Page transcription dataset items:
--------------------

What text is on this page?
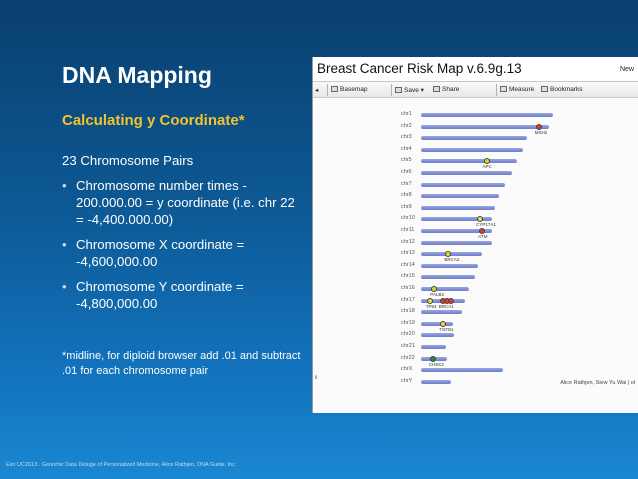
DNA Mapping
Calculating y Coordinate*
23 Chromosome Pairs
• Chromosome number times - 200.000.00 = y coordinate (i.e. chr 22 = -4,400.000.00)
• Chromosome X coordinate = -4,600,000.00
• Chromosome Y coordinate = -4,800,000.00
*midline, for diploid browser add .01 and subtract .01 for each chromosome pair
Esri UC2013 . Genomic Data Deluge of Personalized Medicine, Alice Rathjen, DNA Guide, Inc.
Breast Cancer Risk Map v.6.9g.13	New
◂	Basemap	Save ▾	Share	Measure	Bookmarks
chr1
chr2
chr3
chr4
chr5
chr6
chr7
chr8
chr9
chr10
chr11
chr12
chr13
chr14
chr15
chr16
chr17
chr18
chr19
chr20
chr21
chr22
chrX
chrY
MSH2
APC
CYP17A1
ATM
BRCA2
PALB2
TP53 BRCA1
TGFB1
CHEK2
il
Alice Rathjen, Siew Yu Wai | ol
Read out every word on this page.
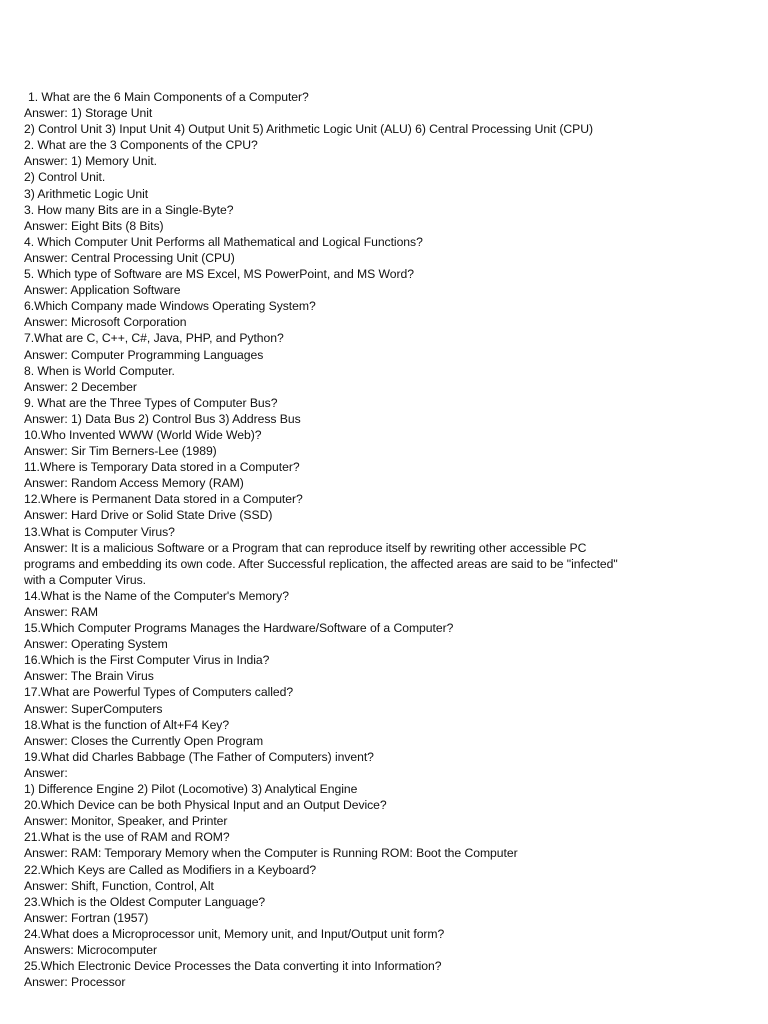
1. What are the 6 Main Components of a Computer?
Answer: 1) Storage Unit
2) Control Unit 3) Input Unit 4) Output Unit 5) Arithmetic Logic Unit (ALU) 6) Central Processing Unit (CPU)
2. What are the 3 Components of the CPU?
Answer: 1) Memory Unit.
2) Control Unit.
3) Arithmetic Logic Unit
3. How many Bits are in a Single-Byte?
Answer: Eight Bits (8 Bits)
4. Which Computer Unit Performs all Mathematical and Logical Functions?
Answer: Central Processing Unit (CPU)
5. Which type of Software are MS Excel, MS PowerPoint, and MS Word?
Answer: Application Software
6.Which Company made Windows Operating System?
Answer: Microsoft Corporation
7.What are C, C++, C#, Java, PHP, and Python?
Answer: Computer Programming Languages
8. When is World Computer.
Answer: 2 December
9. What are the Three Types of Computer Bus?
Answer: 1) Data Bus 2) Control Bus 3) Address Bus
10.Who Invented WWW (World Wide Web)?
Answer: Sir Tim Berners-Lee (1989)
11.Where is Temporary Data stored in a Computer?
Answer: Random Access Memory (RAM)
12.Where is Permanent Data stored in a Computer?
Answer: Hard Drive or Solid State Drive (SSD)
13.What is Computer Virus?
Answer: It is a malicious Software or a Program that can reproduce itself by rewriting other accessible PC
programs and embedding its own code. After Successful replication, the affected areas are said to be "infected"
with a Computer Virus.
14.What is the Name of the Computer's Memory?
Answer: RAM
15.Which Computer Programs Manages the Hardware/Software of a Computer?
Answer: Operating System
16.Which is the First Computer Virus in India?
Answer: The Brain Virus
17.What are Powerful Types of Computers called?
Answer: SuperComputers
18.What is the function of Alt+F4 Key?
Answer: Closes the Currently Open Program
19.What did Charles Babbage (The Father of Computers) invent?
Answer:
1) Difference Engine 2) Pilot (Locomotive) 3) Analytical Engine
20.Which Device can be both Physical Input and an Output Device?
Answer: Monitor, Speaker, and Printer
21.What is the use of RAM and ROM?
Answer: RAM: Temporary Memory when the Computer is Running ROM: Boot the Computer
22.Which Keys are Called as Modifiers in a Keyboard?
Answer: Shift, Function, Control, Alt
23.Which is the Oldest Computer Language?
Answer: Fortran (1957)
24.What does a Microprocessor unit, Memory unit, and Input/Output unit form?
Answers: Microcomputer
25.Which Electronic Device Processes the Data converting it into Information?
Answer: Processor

--------------------

_The problem:_ Scan the records for the string "this" and report each line where it occurs.

_Response to the task:_
What text is on this page?
Read out every word on this page.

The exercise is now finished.